Below are some records: retype them all exactly, but not the pictures.
----
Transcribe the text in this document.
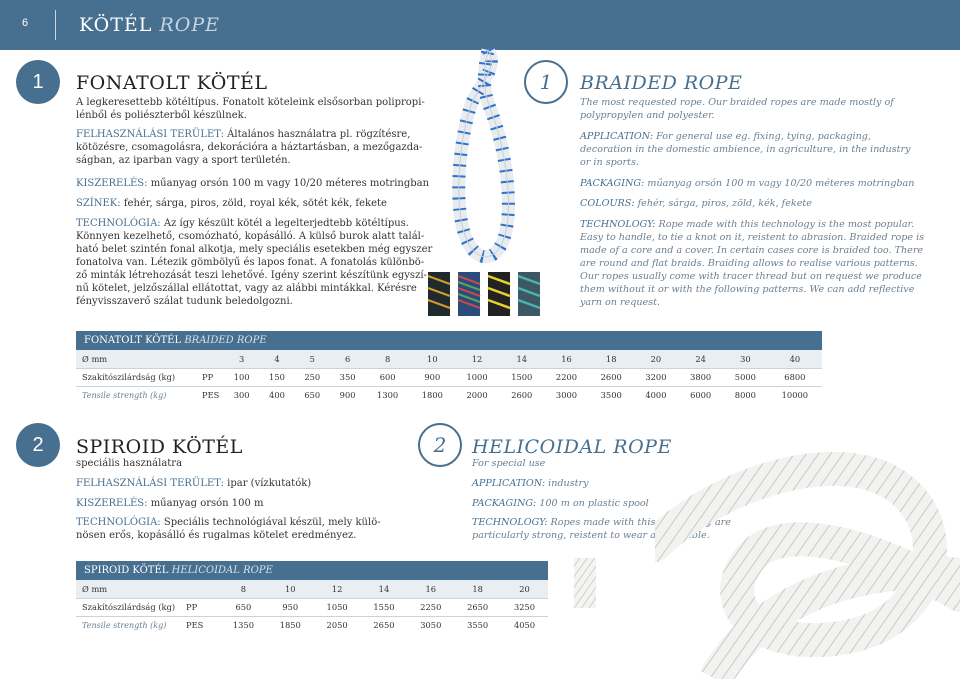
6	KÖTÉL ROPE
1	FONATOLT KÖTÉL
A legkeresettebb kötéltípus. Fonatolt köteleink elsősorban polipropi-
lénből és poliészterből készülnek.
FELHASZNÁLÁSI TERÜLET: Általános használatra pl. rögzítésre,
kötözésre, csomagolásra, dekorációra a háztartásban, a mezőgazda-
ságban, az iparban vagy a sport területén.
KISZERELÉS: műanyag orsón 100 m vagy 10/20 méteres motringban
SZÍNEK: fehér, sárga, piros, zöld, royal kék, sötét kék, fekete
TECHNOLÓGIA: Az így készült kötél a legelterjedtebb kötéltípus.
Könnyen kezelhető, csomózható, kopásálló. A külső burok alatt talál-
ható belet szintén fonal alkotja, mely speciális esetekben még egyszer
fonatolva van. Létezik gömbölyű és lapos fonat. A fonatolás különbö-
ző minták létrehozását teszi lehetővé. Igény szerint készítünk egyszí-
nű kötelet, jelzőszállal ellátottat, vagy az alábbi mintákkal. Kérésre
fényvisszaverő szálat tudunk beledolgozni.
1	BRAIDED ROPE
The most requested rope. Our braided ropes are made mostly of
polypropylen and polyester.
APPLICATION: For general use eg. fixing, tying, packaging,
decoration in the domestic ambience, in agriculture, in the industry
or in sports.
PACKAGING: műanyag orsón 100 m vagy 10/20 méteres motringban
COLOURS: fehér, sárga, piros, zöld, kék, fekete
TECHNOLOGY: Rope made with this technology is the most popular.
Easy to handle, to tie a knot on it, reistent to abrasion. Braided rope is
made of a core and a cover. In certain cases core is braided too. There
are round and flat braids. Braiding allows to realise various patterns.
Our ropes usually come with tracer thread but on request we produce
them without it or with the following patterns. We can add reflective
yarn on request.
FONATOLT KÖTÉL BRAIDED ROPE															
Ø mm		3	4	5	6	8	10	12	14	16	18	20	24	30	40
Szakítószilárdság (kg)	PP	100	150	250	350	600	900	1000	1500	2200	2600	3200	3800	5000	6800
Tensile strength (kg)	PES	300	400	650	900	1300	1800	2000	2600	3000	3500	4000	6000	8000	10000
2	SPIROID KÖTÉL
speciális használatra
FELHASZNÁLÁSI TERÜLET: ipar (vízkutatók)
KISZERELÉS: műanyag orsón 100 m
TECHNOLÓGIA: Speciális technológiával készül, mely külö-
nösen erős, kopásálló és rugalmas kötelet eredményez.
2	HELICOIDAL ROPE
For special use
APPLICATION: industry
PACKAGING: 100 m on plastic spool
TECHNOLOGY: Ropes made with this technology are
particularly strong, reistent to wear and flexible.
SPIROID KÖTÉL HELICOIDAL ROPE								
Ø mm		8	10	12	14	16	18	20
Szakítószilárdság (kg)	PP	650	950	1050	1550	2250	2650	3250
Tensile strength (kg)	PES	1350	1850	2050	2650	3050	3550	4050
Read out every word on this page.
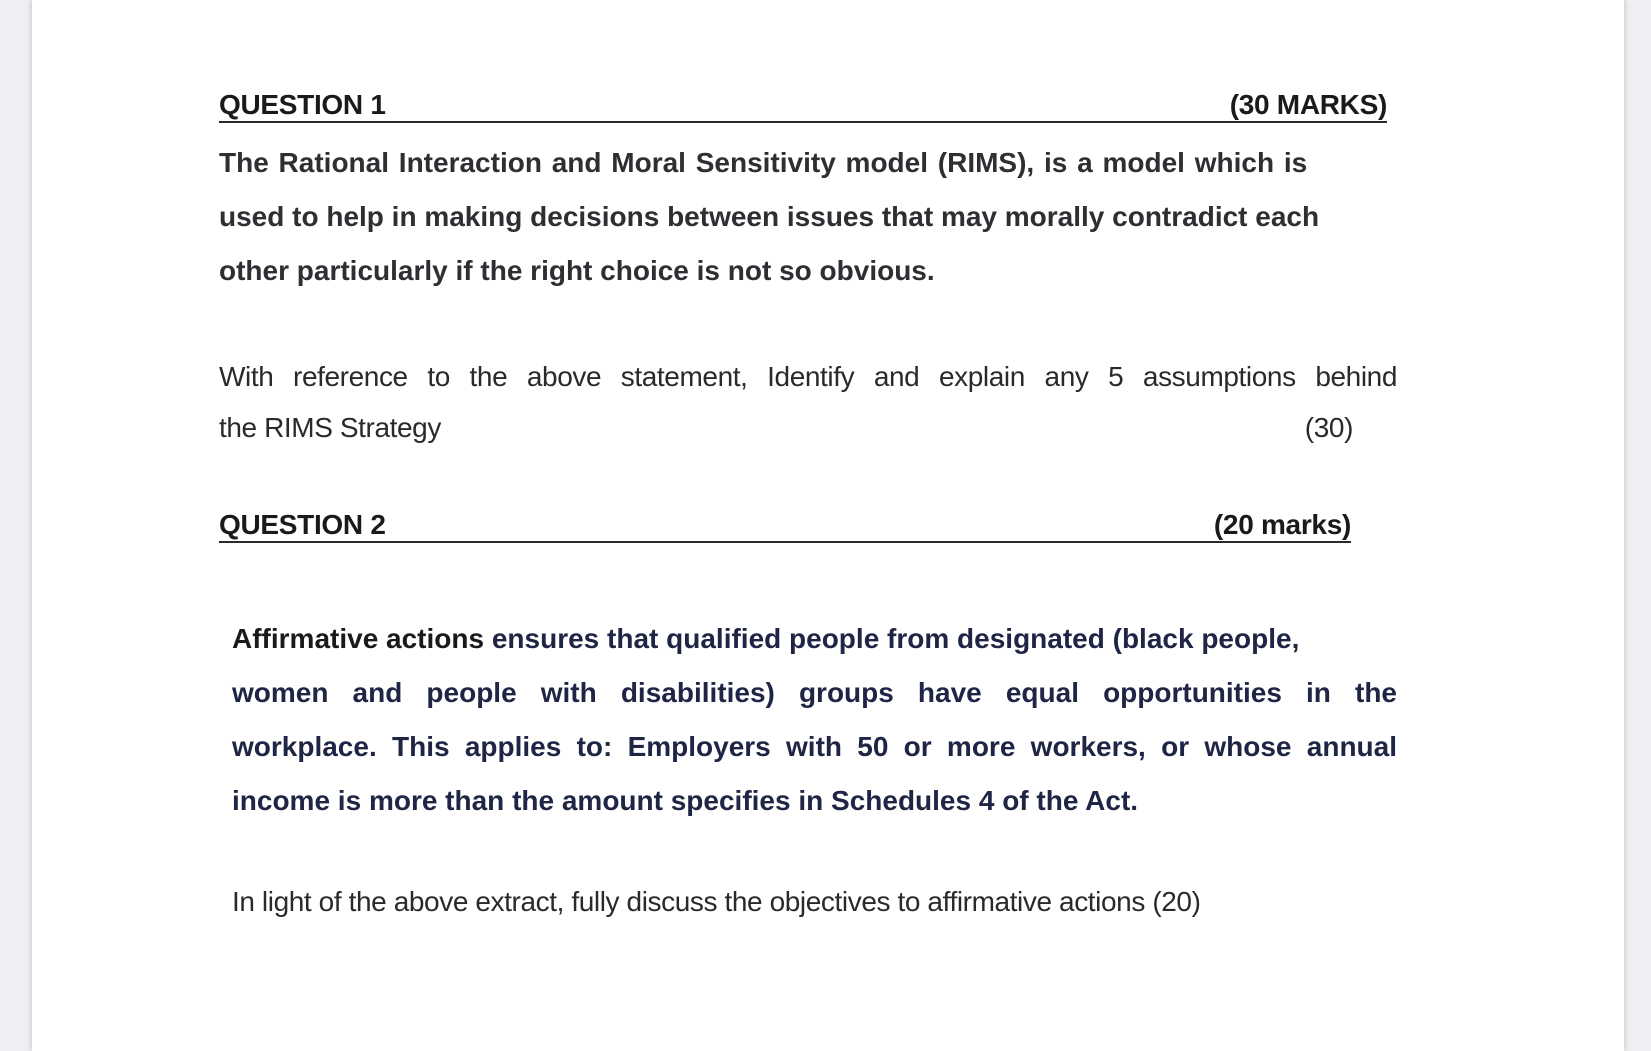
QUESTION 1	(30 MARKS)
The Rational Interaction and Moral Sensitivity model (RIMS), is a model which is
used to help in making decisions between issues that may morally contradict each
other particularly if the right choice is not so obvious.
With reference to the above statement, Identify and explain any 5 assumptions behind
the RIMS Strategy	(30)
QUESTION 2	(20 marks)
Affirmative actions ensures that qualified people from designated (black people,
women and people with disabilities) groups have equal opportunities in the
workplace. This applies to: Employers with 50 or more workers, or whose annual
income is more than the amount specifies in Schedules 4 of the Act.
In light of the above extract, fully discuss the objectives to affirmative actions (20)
----
- The response -
Transcribe the text in this document.
6	KÖTÉL ROPE
1	FONATOLT KÖTÉL
A legkeresettebb kötéltípus. Fonatolt köteleink elsősorban polipropi-
lénből és poliészterből készülnek.
FELHASZNÁLÁSI TERÜLET: Általános használatra pl. rögzítésre,
kötözésre, csomagolásra, dekorációra a háztartásban, a mezőgazda-
ságban, az iparban vagy a sport területén.
KISZERELÉS: műanyag orsón 100 m vagy 10/20 méteres motringban
SZÍNEK: fehér, sárga, piros, zöld, royal kék, sötét kék, fekete
TECHNOLÓGIA: Az így készült kötél a legelterjedtebb kötéltípus.
Könnyen kezelhető, csomózható, kopásálló. A külső burok alatt talál-
ható belet szintén fonal alkotja, mely speciális esetekben még egyszer
fonatolva van. Létezik gömbölyű és lapos fonat. A fonatolás különbö-
ző minták létrehozását teszi lehetővé. Igény szerint készítünk egyszí-
nű kötelet, jelzőszállal ellátottat, vagy az alábbi mintákkal. Kérésre
fényvisszaverő szálat tudunk beledolgozni.
1	BRAIDED ROPE
The most requested rope. Our braided ropes are made mostly of
polypropylen and polyester.
APPLICATION: For general use eg. fixing, tying, packaging,
decoration in the domestic ambience, in agriculture, in the industry
or in sports.
PACKAGING: műanyag orsón 100 m vagy 10/20 méteres motringban
COLOURS: fehér, sárga, piros, zöld, kék, fekete
TECHNOLOGY: Rope made with this technology is the most popular.
Easy to handle, to tie a knot on it, reistent to abrasion. Braided rope is
made of a core and a cover. In certain cases core is braided too. There
are round and flat braids. Braiding allows to realise various patterns.
Our ropes usually come with tracer thread but on request we produce
them without it or with the following patterns. We can add reflective
yarn on request.
FONATOLT KÖTÉL BRAIDED ROPE															
Ø mm		3	4	5	6	8	10	12	14	16	18	20	24	30	40
Szakítószilárdság (kg)	PP	100	150	250	350	600	900	1000	1500	2200	2600	3200	3800	5000	6800
Tensile strength (kg)	PES	300	400	650	900	1300	1800	2000	2600	3000	3500	4000	6000	8000	10000
2	SPIROID KÖTÉL
speciális használatra
FELHASZNÁLÁSI TERÜLET: ipar (vízkutatók)
KISZERELÉS: műanyag orsón 100 m
TECHNOLÓGIA: Speciális technológiával készül, mely külö-
nösen erős, kopásálló és rugalmas kötelet eredményez.
2	HELICOIDAL ROPE
For special use
APPLICATION: industry
PACKAGING: 100 m on plastic spool
TECHNOLOGY: Ropes made with this technology are
particularly strong, reistent to wear and flexible.
SPIROID KÖTÉL HELICOIDAL ROPE								
Ø mm		8	10	12	14	16	18	20
Szakítószilárdság (kg)	PP	650	950	1050	1550	2250	2650	3250
Tensile strength (kg)	PES	1350	1850	2050	2650	3050	3550	4050
Read out every word on this page.
QUESTION 1	(30 MARKS)
The Rational Interaction and Moral Sensitivity model (RIMS), is a model which is
used to help in making decisions between issues that may morally contradict each
other particularly if the right choice is not so obvious.
With reference to the above statement, Identify and explain any 5 assumptions behind
the RIMS Strategy	(30)
QUESTION 2	(20 marks)
Affirmative actions ensures that qualified people from designated (black people,
women and people with disabilities) groups have equal opportunities in the
workplace. This applies to: Employers with 50 or more workers, or whose annual
income is more than the amount specifies in Schedules 4 of the Act.
In light of the above extract, fully discuss the objectives to affirmative actions (20)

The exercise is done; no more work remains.